[Collected data entries]
######

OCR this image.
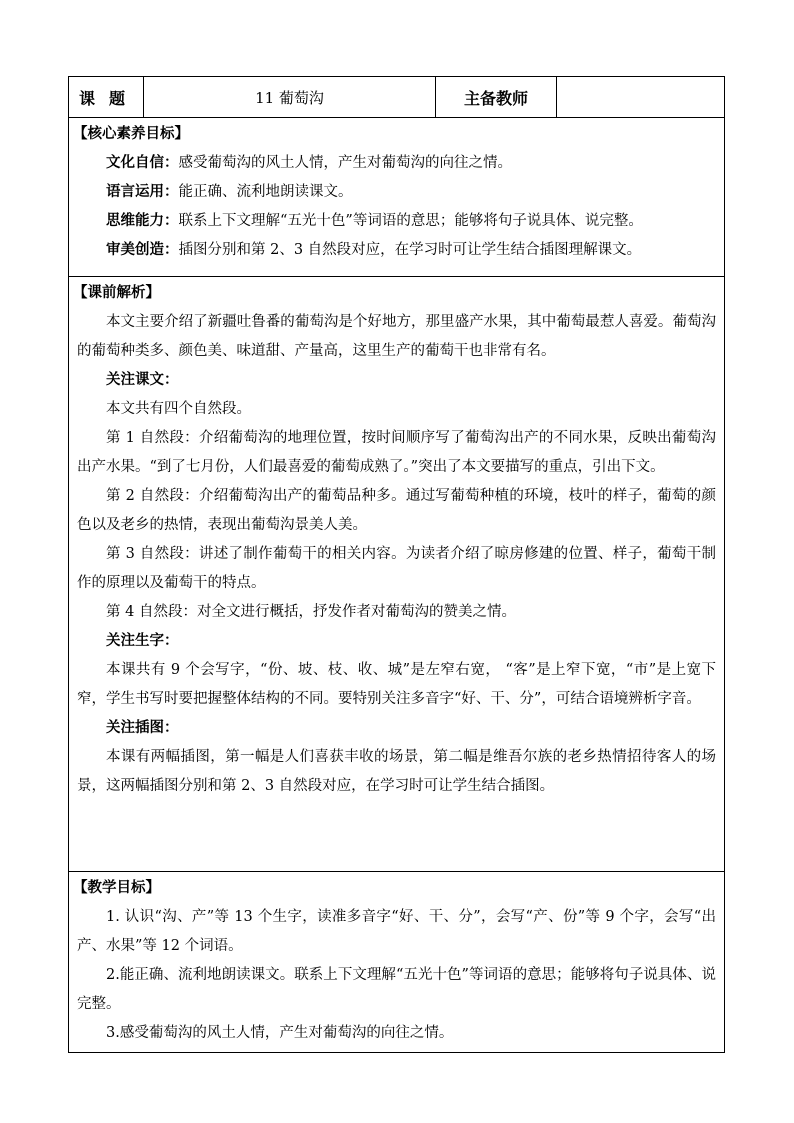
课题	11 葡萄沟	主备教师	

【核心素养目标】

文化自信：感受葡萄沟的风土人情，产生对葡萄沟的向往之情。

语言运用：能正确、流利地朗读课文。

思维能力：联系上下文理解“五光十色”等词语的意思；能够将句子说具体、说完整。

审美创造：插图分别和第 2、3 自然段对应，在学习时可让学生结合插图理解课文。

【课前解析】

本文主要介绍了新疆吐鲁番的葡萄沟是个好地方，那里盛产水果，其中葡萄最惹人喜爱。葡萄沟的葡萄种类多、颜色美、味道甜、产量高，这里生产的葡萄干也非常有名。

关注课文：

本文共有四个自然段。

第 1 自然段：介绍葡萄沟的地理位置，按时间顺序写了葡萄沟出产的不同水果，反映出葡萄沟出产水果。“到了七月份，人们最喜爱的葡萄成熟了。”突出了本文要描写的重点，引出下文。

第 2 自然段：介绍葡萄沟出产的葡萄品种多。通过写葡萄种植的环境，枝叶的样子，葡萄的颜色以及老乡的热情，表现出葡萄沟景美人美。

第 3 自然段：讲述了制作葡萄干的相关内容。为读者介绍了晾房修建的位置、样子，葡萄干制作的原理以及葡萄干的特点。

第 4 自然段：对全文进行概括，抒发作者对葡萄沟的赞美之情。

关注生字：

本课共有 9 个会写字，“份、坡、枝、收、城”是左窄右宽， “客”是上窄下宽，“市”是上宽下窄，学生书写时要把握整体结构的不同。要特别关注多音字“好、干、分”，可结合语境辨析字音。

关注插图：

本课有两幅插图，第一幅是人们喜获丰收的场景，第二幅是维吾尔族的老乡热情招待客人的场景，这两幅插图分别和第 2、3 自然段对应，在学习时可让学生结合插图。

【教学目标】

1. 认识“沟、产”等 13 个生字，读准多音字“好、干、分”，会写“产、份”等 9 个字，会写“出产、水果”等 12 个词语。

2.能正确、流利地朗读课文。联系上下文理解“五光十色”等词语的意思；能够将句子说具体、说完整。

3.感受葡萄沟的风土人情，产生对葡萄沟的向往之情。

######

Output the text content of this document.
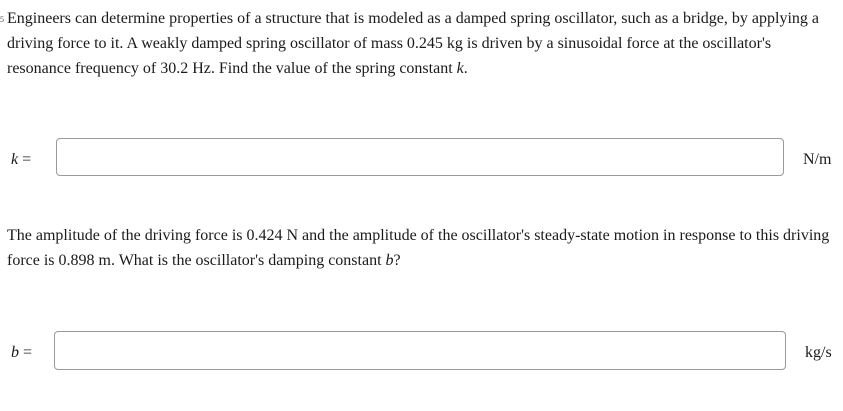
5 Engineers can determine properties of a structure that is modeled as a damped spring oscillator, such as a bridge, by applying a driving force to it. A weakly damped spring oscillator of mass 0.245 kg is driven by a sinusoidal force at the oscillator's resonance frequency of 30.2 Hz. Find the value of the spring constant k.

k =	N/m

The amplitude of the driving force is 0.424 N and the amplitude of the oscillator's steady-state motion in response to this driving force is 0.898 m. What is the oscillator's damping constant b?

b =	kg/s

######

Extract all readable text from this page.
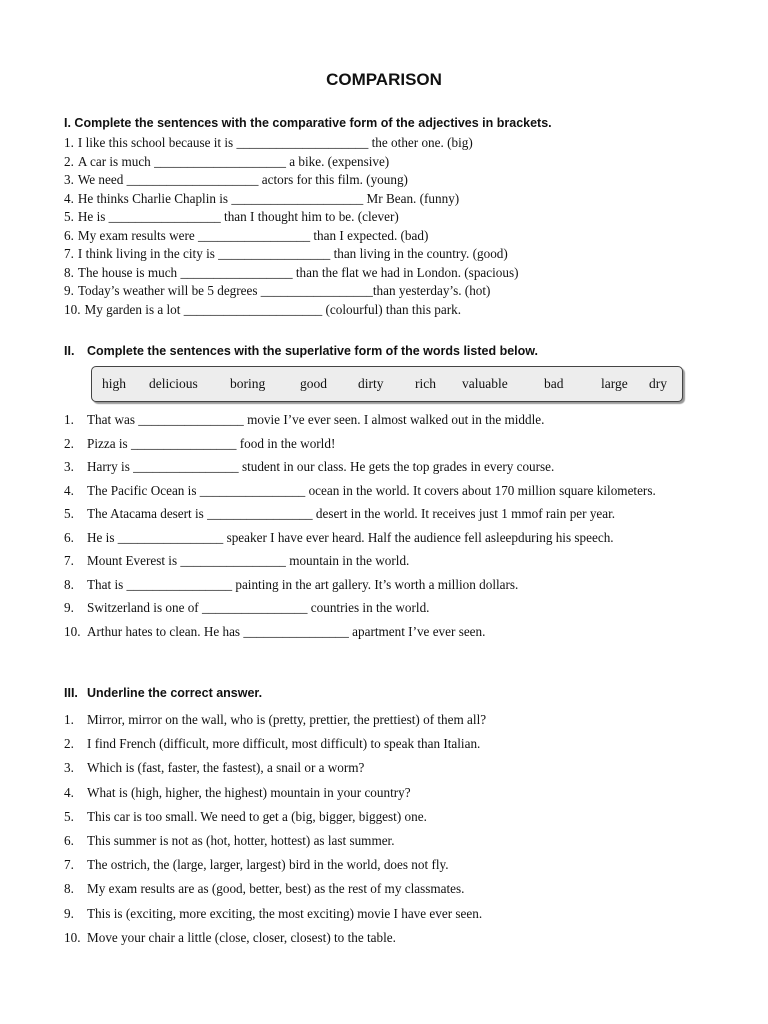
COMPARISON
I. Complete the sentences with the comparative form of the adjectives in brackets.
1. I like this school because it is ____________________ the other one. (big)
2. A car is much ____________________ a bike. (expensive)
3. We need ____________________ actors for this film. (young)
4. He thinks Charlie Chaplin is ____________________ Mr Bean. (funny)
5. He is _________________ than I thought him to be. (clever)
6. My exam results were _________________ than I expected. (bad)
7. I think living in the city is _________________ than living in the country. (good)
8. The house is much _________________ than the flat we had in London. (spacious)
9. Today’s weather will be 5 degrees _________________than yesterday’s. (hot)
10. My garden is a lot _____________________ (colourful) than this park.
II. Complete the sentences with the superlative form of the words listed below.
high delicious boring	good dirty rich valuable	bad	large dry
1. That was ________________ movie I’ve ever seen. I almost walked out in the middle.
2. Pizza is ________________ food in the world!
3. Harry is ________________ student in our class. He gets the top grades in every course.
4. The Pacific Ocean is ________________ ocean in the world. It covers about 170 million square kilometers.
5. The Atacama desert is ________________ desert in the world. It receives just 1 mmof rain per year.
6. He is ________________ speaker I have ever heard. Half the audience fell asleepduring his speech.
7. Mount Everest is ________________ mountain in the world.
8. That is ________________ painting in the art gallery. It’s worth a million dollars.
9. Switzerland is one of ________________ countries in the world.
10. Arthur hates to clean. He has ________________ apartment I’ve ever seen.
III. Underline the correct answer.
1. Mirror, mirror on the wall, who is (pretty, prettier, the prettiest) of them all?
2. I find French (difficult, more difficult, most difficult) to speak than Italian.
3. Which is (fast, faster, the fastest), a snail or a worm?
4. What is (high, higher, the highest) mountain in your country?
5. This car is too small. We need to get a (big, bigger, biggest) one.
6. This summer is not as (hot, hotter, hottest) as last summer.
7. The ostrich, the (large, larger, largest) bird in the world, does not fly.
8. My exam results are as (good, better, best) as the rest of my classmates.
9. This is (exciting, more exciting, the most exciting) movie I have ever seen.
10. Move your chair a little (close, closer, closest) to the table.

######

Copy out every line in the entries above that holds "your".

## The answer
4. What is (high, higher, the highest) mountain in your country?
10. Move your chair a little (close, closer, closest) to the table.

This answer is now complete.